» **Your goal**
Extract every line that includes the string "基层处理".

Stored records:

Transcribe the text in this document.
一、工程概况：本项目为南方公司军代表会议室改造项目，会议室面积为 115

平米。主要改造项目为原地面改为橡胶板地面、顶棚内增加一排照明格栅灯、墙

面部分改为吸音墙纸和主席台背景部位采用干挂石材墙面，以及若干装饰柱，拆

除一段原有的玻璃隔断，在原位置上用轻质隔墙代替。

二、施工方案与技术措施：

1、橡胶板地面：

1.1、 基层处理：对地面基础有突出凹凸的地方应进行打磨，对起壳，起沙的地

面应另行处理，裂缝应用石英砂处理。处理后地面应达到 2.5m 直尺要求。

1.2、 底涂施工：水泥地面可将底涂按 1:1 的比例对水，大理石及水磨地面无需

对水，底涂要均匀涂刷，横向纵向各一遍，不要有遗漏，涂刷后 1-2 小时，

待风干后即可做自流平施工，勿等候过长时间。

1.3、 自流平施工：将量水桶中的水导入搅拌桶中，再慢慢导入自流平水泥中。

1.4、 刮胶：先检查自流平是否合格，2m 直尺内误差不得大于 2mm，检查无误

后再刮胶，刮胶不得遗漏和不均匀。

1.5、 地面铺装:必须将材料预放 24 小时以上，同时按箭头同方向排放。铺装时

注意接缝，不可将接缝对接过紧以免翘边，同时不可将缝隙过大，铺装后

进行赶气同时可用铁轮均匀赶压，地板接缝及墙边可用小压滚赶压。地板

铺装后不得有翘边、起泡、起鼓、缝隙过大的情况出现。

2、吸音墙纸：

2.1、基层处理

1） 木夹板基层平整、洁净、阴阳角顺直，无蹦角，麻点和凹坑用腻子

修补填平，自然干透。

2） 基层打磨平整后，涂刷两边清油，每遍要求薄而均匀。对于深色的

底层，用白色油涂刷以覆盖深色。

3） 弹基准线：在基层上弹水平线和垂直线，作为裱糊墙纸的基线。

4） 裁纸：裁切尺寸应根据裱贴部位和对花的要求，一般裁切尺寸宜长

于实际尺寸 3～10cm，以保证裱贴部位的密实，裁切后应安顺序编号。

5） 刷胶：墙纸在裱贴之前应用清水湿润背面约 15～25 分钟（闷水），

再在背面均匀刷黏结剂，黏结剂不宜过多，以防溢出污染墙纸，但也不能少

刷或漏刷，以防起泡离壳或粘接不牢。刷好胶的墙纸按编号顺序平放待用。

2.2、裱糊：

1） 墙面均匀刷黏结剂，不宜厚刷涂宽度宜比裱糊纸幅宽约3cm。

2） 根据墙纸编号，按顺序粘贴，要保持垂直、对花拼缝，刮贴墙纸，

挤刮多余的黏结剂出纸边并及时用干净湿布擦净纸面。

» **Written answer**
1.1、 基层处理：对地面基础有突出凹凸的地方应进行打磨，对起壳，起沙的地
2.1、基层处理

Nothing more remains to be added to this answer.